Instruções a seguir:
Localize na listagem abaixo todas as linhas que contêm a palavra "많으셨어요" e copie cada uma delas. Leve em conta a diferença entre maiúsculas e minúsculas.

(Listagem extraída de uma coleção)
◆ ◆ ◆ ◆

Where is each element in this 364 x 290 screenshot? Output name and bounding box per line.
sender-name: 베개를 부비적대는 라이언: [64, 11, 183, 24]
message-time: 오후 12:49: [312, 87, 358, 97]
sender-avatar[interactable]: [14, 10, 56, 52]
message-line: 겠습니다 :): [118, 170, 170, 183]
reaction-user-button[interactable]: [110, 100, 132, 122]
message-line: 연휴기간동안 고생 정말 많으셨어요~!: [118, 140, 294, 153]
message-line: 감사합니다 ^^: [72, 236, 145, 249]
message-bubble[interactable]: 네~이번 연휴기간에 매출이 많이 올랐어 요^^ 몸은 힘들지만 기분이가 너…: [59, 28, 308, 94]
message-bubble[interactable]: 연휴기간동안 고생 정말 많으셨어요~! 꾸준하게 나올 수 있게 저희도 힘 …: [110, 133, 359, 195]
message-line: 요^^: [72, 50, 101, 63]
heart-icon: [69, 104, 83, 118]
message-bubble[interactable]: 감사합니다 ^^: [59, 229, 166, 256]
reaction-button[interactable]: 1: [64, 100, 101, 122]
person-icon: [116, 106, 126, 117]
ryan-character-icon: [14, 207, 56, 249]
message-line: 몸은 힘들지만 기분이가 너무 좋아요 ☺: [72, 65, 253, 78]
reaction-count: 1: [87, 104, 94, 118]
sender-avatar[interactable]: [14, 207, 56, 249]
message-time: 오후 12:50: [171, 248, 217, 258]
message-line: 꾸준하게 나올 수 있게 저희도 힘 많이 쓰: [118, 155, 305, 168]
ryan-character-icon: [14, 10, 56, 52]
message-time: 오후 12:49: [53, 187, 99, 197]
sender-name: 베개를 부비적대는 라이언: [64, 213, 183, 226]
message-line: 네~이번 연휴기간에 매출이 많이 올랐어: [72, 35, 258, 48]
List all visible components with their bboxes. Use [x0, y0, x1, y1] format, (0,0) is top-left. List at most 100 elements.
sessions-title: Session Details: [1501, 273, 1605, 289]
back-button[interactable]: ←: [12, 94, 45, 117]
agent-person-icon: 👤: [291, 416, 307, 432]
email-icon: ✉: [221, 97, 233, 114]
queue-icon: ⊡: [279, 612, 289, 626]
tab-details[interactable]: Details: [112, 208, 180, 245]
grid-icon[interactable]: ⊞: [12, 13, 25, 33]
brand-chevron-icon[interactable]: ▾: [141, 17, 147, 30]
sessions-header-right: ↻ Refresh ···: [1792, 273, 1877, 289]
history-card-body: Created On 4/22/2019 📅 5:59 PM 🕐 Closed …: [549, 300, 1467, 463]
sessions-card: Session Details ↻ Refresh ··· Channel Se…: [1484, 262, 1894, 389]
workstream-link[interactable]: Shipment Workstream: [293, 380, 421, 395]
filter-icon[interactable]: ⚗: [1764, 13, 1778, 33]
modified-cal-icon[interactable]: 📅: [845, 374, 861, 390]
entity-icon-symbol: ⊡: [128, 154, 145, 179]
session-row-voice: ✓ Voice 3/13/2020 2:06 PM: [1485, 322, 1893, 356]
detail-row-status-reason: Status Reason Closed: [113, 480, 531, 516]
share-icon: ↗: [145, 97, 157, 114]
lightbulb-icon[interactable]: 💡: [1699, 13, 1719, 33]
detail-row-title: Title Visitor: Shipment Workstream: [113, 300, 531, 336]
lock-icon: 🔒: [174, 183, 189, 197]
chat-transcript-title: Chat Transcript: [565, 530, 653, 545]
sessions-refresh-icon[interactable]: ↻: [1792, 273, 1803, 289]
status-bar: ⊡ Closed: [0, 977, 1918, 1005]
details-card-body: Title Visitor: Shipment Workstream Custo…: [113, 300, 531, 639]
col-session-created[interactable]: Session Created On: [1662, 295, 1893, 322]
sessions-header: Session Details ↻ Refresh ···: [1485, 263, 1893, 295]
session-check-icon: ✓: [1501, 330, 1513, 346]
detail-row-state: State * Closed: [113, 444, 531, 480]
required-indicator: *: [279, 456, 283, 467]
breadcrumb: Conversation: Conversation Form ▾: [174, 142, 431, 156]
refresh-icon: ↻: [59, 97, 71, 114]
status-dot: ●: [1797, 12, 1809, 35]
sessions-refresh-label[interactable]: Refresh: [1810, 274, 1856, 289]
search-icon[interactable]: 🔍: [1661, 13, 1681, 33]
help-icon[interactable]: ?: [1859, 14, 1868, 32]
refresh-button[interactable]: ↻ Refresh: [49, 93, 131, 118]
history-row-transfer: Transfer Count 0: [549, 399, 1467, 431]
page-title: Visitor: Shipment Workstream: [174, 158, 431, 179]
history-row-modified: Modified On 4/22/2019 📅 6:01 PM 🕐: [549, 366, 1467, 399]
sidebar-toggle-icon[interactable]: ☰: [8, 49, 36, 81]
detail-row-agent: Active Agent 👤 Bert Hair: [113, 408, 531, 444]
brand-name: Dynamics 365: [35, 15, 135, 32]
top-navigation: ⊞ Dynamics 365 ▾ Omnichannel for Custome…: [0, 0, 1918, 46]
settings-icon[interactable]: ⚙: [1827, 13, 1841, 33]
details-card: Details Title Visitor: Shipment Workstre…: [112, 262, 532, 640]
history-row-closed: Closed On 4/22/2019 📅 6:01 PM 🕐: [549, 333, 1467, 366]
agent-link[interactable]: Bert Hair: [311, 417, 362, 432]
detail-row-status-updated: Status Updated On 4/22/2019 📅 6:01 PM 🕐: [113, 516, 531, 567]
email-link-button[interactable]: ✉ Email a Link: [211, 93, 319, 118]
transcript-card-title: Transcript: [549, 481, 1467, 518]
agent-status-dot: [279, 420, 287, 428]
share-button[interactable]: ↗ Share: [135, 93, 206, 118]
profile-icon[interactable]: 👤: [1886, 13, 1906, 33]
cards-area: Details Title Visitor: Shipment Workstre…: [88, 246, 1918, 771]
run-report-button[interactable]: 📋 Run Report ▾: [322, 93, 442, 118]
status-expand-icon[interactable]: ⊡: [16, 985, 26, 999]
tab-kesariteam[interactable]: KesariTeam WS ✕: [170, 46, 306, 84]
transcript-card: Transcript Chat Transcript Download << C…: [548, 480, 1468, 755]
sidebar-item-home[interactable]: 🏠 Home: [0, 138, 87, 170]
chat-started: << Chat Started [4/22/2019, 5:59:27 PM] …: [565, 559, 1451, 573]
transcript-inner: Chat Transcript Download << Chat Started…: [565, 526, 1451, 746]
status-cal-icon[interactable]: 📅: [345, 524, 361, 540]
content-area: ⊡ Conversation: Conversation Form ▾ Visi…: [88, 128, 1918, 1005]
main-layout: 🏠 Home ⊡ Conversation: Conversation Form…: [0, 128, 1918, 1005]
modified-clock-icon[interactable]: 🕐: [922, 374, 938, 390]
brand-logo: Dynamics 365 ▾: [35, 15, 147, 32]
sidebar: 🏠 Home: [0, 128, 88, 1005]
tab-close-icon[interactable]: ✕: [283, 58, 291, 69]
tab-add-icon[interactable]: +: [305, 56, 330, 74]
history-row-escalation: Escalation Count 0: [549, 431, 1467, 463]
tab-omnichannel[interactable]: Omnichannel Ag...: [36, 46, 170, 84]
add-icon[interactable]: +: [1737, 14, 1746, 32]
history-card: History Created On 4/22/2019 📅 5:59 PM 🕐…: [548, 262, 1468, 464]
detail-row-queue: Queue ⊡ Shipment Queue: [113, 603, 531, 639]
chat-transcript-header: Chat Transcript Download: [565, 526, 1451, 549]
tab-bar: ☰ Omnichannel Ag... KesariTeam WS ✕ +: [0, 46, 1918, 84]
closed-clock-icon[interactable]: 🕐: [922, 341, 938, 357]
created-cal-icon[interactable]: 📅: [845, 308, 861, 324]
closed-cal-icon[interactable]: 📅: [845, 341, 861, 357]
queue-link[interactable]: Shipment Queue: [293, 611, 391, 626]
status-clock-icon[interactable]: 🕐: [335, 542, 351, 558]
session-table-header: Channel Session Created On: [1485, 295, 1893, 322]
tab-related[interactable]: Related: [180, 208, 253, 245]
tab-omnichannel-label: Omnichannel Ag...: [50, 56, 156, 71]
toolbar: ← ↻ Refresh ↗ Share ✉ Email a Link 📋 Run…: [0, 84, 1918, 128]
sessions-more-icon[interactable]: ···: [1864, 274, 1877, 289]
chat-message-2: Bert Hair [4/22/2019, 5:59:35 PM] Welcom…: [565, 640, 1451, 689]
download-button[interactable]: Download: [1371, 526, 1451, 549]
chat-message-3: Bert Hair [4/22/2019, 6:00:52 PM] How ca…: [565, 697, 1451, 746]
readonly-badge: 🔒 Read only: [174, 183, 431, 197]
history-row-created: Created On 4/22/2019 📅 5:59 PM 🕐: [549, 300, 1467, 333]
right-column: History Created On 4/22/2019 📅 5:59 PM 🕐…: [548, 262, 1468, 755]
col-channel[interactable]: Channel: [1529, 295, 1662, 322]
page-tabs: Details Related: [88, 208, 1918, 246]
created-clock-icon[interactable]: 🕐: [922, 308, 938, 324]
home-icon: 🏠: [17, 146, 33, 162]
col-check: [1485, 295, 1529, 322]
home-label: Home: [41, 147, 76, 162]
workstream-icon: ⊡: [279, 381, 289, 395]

◆ ◆ ◆ ◆

Solução do problema:
message-line: 연휴기간동안 고생 정말 많으셨어요~!: [118, 140, 294, 153]
message-bubble[interactable]: 연휴기간동안 고생 정말 많으셨어요~! 꾸준하게 나올 수 있게 저희도 힘 …: [110, 133, 359, 195]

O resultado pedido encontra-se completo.